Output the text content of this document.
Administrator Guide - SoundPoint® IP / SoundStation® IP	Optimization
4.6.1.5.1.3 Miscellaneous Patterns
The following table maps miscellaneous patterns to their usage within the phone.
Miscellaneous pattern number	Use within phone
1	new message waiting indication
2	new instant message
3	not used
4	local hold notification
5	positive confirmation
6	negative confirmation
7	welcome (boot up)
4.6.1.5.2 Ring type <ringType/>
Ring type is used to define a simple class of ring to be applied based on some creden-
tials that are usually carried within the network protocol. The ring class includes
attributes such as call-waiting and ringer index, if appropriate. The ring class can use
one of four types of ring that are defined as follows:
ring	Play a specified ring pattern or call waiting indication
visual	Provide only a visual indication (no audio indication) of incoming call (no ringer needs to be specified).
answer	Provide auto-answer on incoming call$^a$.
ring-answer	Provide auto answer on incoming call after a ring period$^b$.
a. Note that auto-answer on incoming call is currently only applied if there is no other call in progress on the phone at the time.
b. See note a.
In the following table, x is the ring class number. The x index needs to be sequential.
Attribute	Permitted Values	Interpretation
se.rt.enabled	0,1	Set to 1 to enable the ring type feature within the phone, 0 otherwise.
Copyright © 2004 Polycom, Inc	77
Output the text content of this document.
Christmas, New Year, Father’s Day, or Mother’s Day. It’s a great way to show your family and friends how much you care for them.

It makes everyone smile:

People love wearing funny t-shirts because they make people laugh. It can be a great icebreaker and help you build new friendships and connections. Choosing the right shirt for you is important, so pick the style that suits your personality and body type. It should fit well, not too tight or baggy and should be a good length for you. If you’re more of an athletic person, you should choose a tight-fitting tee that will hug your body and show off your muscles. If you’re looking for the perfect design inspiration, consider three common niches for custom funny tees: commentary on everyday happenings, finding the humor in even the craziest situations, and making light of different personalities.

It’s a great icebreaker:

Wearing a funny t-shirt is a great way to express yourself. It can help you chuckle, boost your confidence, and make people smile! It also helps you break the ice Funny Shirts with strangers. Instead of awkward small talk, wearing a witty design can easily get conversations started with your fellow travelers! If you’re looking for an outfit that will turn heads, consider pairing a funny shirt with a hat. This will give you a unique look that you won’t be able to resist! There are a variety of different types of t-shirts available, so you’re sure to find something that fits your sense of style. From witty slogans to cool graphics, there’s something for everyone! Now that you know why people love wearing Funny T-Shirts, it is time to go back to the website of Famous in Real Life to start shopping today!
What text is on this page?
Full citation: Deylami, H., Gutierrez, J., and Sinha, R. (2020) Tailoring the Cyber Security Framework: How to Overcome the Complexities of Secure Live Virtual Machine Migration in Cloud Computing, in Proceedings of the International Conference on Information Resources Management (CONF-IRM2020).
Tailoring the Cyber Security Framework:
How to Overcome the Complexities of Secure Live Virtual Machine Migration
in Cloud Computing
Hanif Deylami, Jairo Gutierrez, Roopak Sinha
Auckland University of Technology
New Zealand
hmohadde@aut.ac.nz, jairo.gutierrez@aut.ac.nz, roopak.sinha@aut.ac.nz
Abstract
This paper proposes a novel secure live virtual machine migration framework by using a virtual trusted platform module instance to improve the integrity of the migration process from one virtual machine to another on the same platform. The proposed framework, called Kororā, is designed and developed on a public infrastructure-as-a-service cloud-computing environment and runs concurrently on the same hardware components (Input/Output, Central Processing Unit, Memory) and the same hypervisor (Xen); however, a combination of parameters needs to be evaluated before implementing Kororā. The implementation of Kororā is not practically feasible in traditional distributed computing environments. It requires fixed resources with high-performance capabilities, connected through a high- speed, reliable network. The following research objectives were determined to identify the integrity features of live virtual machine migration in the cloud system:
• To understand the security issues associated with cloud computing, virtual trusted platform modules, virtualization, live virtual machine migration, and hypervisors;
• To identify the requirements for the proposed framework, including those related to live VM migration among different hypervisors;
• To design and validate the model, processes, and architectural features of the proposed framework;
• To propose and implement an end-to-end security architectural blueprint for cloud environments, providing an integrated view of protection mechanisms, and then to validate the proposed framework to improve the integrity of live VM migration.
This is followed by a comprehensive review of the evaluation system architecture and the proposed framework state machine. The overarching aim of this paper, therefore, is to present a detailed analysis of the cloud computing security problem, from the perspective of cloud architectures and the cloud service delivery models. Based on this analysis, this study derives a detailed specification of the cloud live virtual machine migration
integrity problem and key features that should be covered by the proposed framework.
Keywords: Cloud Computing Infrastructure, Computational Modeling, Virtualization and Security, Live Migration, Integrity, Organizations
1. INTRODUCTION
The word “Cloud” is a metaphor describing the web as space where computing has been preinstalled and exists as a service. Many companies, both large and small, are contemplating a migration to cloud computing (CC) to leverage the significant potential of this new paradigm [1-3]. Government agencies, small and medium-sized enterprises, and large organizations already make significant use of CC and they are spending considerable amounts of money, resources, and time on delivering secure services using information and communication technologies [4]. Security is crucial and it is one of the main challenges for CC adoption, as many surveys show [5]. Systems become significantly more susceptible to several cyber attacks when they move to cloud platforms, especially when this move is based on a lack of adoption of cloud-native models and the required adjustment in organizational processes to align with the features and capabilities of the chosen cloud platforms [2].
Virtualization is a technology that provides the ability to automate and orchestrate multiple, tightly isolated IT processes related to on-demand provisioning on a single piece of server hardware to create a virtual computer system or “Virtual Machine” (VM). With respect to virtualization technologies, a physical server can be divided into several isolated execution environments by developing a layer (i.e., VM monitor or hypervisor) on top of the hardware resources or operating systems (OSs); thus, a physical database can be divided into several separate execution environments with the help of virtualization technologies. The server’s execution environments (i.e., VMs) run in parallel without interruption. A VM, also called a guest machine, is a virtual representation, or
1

## Aim of the exercise
Which lines hold the string "should"? List them all.

## Solution
People love wearing funny t-shirts because they make people laugh. It can be a great icebreaker and help you build new friendships and connections. Choosing the right shirt for you is important, so pick the style that suits your personality and body type. It should fit well, not too tight or baggy and should be a good length for you. If you’re more of an athletic person, you should choose a tight-fitting tee that will hug your body and show off your muscles. If you’re looking for the perfect design inspiration, consider three common niches for custom funny tees: commentary on everyday happenings, finding the humor in even the craziest situations, and making light of different personalities.
integrity problem and key features that should be covered by the proposed framework.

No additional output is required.